### TASK
Write out the data below exactly as given, without any of its pictures.
┌──
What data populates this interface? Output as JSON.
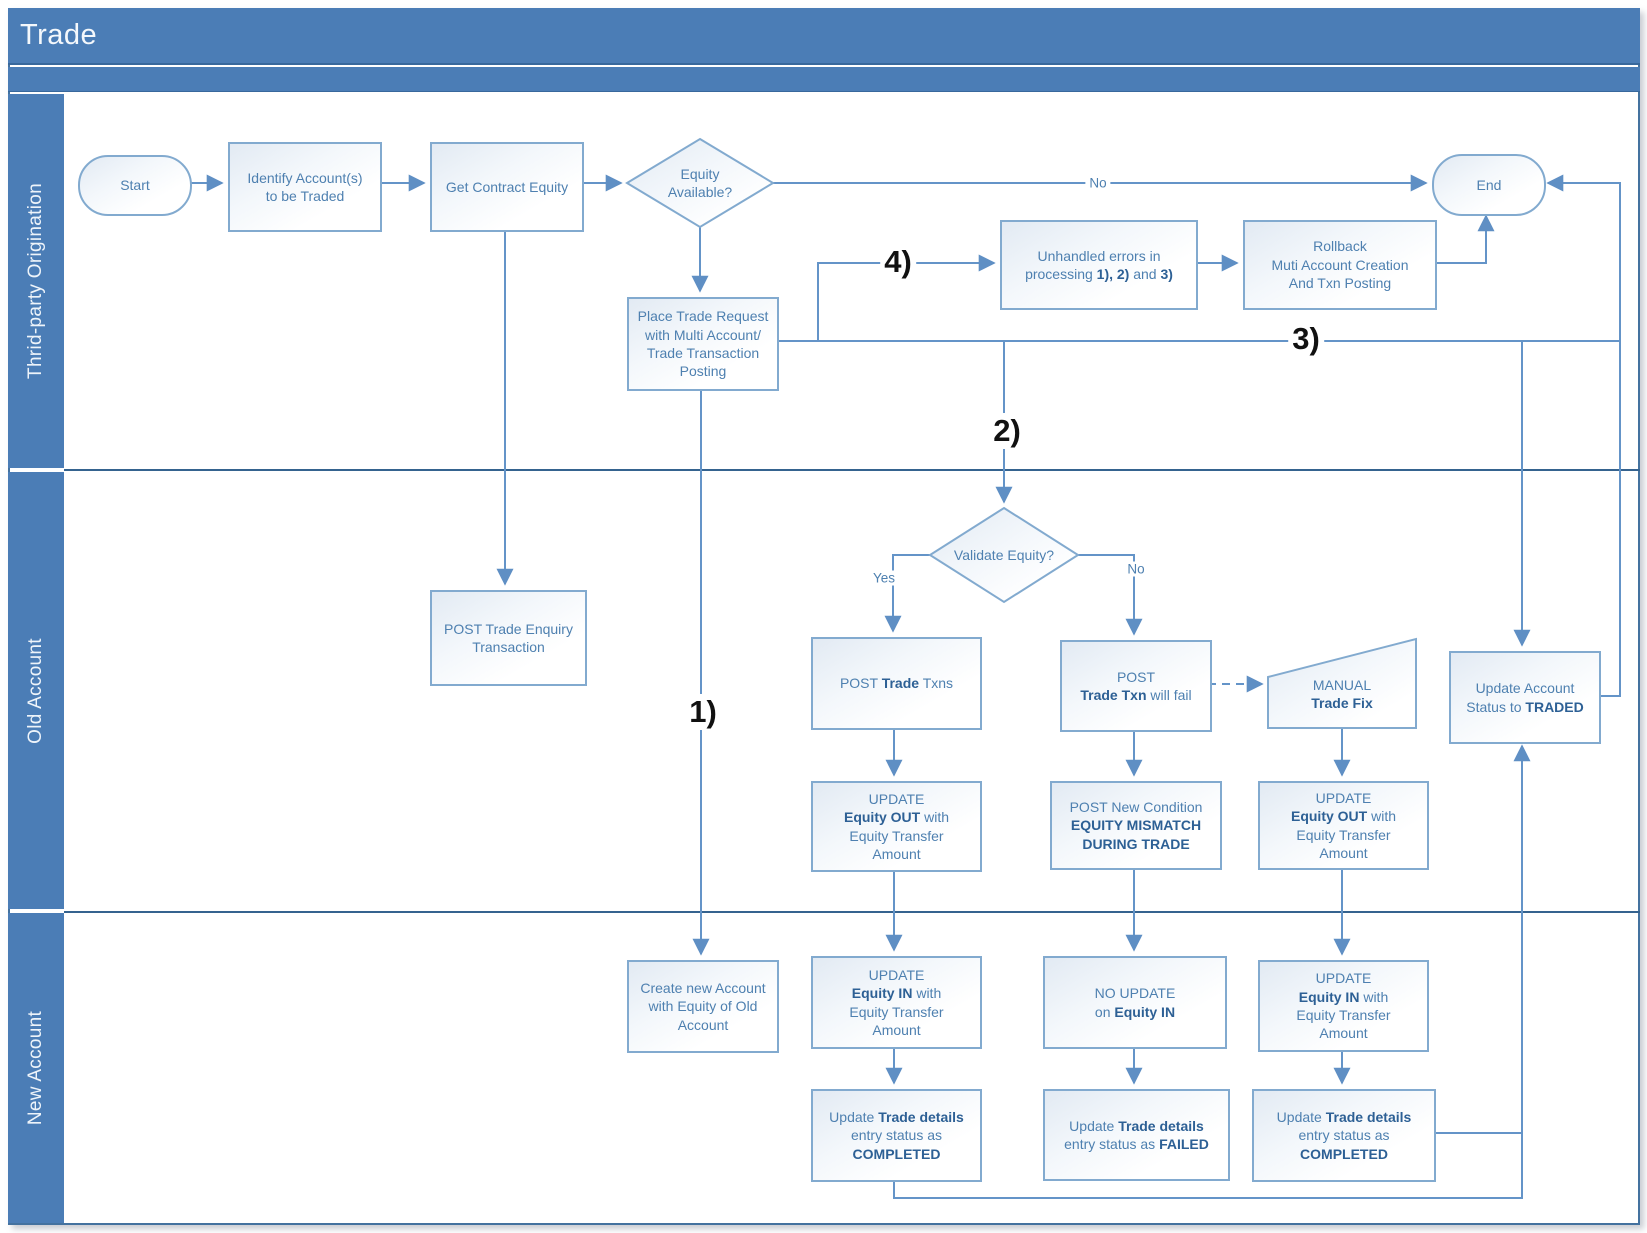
{
  "title": "Trade",
  "colors": {
    "header_blue": "#4b7db6",
    "line_blue": "#6494c8",
    "box_border": "#82aacf",
    "text_normal": "#4e80b0",
    "text_bold": "#2d6095",
    "edge_label_black": "#111111"
  },
  "lanes": [
    {
      "label": "Thrid-party Origination"
    },
    {
      "label": "Old Account"
    },
    {
      "label": "New Account"
    }
  ],
  "edge_labels": {
    "no": "No",
    "yes": "Yes",
    "validate_no": "No",
    "n1": "1)",
    "n2": "2)",
    "n3": "3)",
    "n4": "4)"
  },
  "nodes": {
    "start": {
      "lines": [
        [
          [
            "Start",
            0
          ]
        ]
      ]
    },
    "identify": {
      "lines": [
        [
          [
            "Identify Account(s)",
            0
          ]
        ],
        [
          [
            "to be Traded",
            0
          ]
        ]
      ]
    },
    "get_equity": {
      "lines": [
        [
          [
            "Get Contract Equity",
            0
          ]
        ]
      ]
    },
    "equity_available": {
      "lines": [
        [
          [
            "Equity",
            0
          ]
        ],
        [
          [
            "Available?",
            0
          ]
        ]
      ]
    },
    "end": {
      "lines": [
        [
          [
            "End",
            0
          ]
        ]
      ]
    },
    "unhandled": {
      "lines": [
        [
          [
            "Unhandled errors in",
            0
          ]
        ],
        [
          [
            "processing ",
            0
          ],
          [
            "1), 2)",
            1
          ],
          [
            " and ",
            0
          ],
          [
            "3)",
            1
          ]
        ]
      ]
    },
    "rollback": {
      "lines": [
        [
          [
            "Rollback",
            0
          ]
        ],
        [
          [
            "Muti Account Creation",
            0
          ]
        ],
        [
          [
            "And Txn Posting",
            0
          ]
        ]
      ]
    },
    "place_trade": {
      "lines": [
        [
          [
            "Place Trade Request",
            0
          ]
        ],
        [
          [
            "with Multi Account/",
            0
          ]
        ],
        [
          [
            "Trade Transaction",
            0
          ]
        ],
        [
          [
            "Posting",
            0
          ]
        ]
      ]
    },
    "post_enquiry": {
      "lines": [
        [
          [
            "POST Trade Enquiry",
            0
          ]
        ],
        [
          [
            "Transaction",
            0
          ]
        ]
      ]
    },
    "validate": {
      "lines": [
        [
          [
            "Validate Equity?",
            0
          ]
        ]
      ]
    },
    "post_txns": {
      "lines": [
        [
          [
            "POST ",
            0
          ],
          [
            "Trade",
            1
          ],
          [
            " Txns",
            0
          ]
        ]
      ]
    },
    "will_fail": {
      "lines": [
        [
          [
            "POST",
            0
          ]
        ],
        [
          [
            "Trade Txn",
            1
          ],
          [
            " will fail",
            0
          ]
        ]
      ]
    },
    "manual_fix": {
      "lines": [
        [
          [
            "MANUAL",
            0
          ]
        ],
        [
          [
            "Trade Fix",
            1
          ]
        ]
      ]
    },
    "update_out_1": {
      "lines": [
        [
          [
            "UPDATE",
            0
          ]
        ],
        [
          [
            "Equity OUT",
            1
          ],
          [
            " with",
            0
          ]
        ],
        [
          [
            "Equity Transfer",
            0
          ]
        ],
        [
          [
            "Amount",
            0
          ]
        ]
      ]
    },
    "post_new_condition": {
      "lines": [
        [
          [
            "POST New Condition",
            0
          ]
        ],
        [
          [
            "EQUITY MISMATCH",
            1
          ]
        ],
        [
          [
            "DURING TRADE",
            1
          ]
        ]
      ]
    },
    "update_out_2": {
      "lines": [
        [
          [
            "UPDATE",
            0
          ]
        ],
        [
          [
            "Equity OUT",
            1
          ],
          [
            " with",
            0
          ]
        ],
        [
          [
            "Equity Transfer",
            0
          ]
        ],
        [
          [
            "Amount",
            0
          ]
        ]
      ]
    },
    "update_account": {
      "lines": [
        [
          [
            "Update Account",
            0
          ]
        ],
        [
          [
            "Status to ",
            0
          ],
          [
            "TRADED",
            1
          ]
        ]
      ]
    },
    "create_new": {
      "lines": [
        [
          [
            "Create new Account",
            0
          ]
        ],
        [
          [
            "with Equity of Old",
            0
          ]
        ],
        [
          [
            "Account",
            0
          ]
        ]
      ]
    },
    "update_in_1": {
      "lines": [
        [
          [
            "UPDATE",
            0
          ]
        ],
        [
          [
            "Equity IN",
            1
          ],
          [
            " with",
            0
          ]
        ],
        [
          [
            "Equity Transfer",
            0
          ]
        ],
        [
          [
            "Amount",
            0
          ]
        ]
      ]
    },
    "no_update": {
      "lines": [
        [
          [
            "NO UPDATE",
            0
          ]
        ],
        [
          [
            "on ",
            0
          ],
          [
            "Equity IN",
            1
          ]
        ]
      ]
    },
    "update_in_2": {
      "lines": [
        [
          [
            "UPDATE",
            0
          ]
        ],
        [
          [
            "Equity IN",
            1
          ],
          [
            " with",
            0
          ]
        ],
        [
          [
            "Equity Transfer",
            0
          ]
        ],
        [
          [
            "Amount",
            0
          ]
        ]
      ]
    },
    "completed_1": {
      "lines": [
        [
          [
            "Update ",
            0
          ],
          [
            "Trade details",
            1
          ]
        ],
        [
          [
            "entry status as",
            0
          ]
        ],
        [
          [
            "COMPLETED",
            1
          ]
        ]
      ]
    },
    "failed": {
      "lines": [
        [
          [
            "Update ",
            0
          ],
          [
            "Trade details",
            1
          ]
        ],
        [
          [
            "entry status as ",
            0
          ],
          [
            "FAILED",
            1
          ]
        ]
      ]
    },
    "completed_2": {
      "lines": [
        [
          [
            "Update ",
            0
          ],
          [
            "Trade details",
            1
          ]
        ],
        [
          [
            "entry status as",
            0
          ]
        ],
        [
          [
            "COMPLETED",
            1
          ]
        ]
      ]
    }
  }
}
└──
### THE OUTPUT
What data populates this interface? Output as JSON.
{
  "title": "Trade",
  "colors": {
    "header_blue": "#4b7db6",
    "line_blue": "#6494c8",
    "box_border": "#82aacf",
    "text_normal": "#4e80b0",
    "text_bold": "#2d6095",
    "edge_label_black": "#111111"
  },
  "lanes": [
    {
      "label": "Thrid-party Origination"
    },
    {
      "label": "Old Account"
    },
    {
      "label": "New Account"
    }
  ],
  "edge_labels": {
    "no": "No",
    "yes": "Yes",
    "validate_no": "No",
    "n1": "1)",
    "n2": "2)",
    "n3": "3)",
    "n4": "4)"
  },
  "nodes": {
    "start": {
      "lines": [
        [
          [
            "Start",
            0
          ]
        ]
      ]
    },
    "identify": {
      "lines": [
        [
          [
            "Identify Account(s)",
            0
          ]
        ],
        [
          [
            "to be Traded",
            0
          ]
        ]
      ]
    },
    "get_equity": {
      "lines": [
        [
          [
            "Get Contract Equity",
            0
          ]
        ]
      ]
    },
    "equity_available": {
      "lines": [
        [
          [
            "Equity",
            0
          ]
        ],
        [
          [
            "Available?",
            0
          ]
        ]
      ]
    },
    "end": {
      "lines": [
        [
          [
            "End",
            0
          ]
        ]
      ]
    },
    "unhandled": {
      "lines": [
        [
          [
            "Unhandled errors in",
            0
          ]
        ],
        [
          [
            "processing ",
            0
          ],
          [
            "1), 2)",
            1
          ],
          [
            " and ",
            0
          ],
          [
            "3)",
            1
          ]
        ]
      ]
    },
    "rollback": {
      "lines": [
        [
          [
            "Rollback",
            0
          ]
        ],
        [
          [
            "Muti Account Creation",
            0
          ]
        ],
        [
          [
            "And Txn Posting",
            0
          ]
        ]
      ]
    },
    "place_trade": {
      "lines": [
        [
          [
            "Place Trade Request",
            0
          ]
        ],
        [
          [
            "with Multi Account/",
            0
          ]
        ],
        [
          [
            "Trade Transaction",
            0
          ]
        ],
        [
          [
            "Posting",
            0
          ]
        ]
      ]
    },
    "post_enquiry": {
      "lines": [
        [
          [
            "POST Trade Enquiry",
            0
          ]
        ],
        [
          [
            "Transaction",
            0
          ]
        ]
      ]
    },
    "validate": {
      "lines": [
        [
          [
            "Validate Equity?",
            0
          ]
        ]
      ]
    },
    "post_txns": {
      "lines": [
        [
          [
            "POST ",
            0
          ],
          [
            "Trade",
            1
          ],
          [
            " Txns",
            0
          ]
        ]
      ]
    },
    "will_fail": {
      "lines": [
        [
          [
            "POST",
            0
          ]
        ],
        [
          [
            "Trade Txn",
            1
          ],
          [
            " will fail",
            0
          ]
        ]
      ]
    },
    "manual_fix": {
      "lines": [
        [
          [
            "MANUAL",
            0
          ]
        ],
        [
          [
            "Trade Fix",
            1
          ]
        ]
      ]
    },
    "update_out_1": {
      "lines": [
        [
          [
            "UPDATE",
            0
          ]
        ],
        [
          [
            "Equity OUT",
            1
          ],
          [
            " with",
            0
          ]
        ],
        [
          [
            "Equity Transfer",
            0
          ]
        ],
        [
          [
            "Amount",
            0
          ]
        ]
      ]
    },
    "post_new_condition": {
      "lines": [
        [
          [
            "POST New Condition",
            0
          ]
        ],
        [
          [
            "EQUITY MISMATCH",
            1
          ]
        ],
        [
          [
            "DURING TRADE",
            1
          ]
        ]
      ]
    },
    "update_out_2": {
      "lines": [
        [
          [
            "UPDATE",
            0
          ]
        ],
        [
          [
            "Equity OUT",
            1
          ],
          [
            " with",
            0
          ]
        ],
        [
          [
            "Equity Transfer",
            0
          ]
        ],
        [
          [
            "Amount",
            0
          ]
        ]
      ]
    },
    "update_account": {
      "lines": [
        [
          [
            "Update Account",
            0
          ]
        ],
        [
          [
            "Status to ",
            0
          ],
          [
            "TRADED",
            1
          ]
        ]
      ]
    },
    "create_new": {
      "lines": [
        [
          [
            "Create new Account",
            0
          ]
        ],
        [
          [
            "with Equity of Old",
            0
          ]
        ],
        [
          [
            "Account",
            0
          ]
        ]
      ]
    },
    "update_in_1": {
      "lines": [
        [
          [
            "UPDATE",
            0
          ]
        ],
        [
          [
            "Equity IN",
            1
          ],
          [
            " with",
            0
          ]
        ],
        [
          [
            "Equity Transfer",
            0
          ]
        ],
        [
          [
            "Amount",
            0
          ]
        ]
      ]
    },
    "no_update": {
      "lines": [
        [
          [
            "NO UPDATE",
            0
          ]
        ],
        [
          [
            "on ",
            0
          ],
          [
            "Equity IN",
            1
          ]
        ]
      ]
    },
    "update_in_2": {
      "lines": [
        [
          [
            "UPDATE",
            0
          ]
        ],
        [
          [
            "Equity IN",
            1
          ],
          [
            " with",
            0
          ]
        ],
        [
          [
            "Equity Transfer",
            0
          ]
        ],
        [
          [
            "Amount",
            0
          ]
        ]
      ]
    },
    "completed_1": {
      "lines": [
        [
          [
            "Update ",
            0
          ],
          [
            "Trade details",
            1
          ]
        ],
        [
          [
            "entry status as",
            0
          ]
        ],
        [
          [
            "COMPLETED",
            1
          ]
        ]
      ]
    },
    "failed": {
      "lines": [
        [
          [
            "Update ",
            0
          ],
          [
            "Trade details",
            1
          ]
        ],
        [
          [
            "entry status as ",
            0
          ],
          [
            "FAILED",
            1
          ]
        ]
      ]
    },
    "completed_2": {
      "lines": [
        [
          [
            "Update ",
            0
          ],
          [
            "Trade details",
            1
          ]
        ],
        [
          [
            "entry status as",
            0
          ]
        ],
        [
          [
            "COMPLETED",
            1
          ]
        ]
      ]
    }
  }
}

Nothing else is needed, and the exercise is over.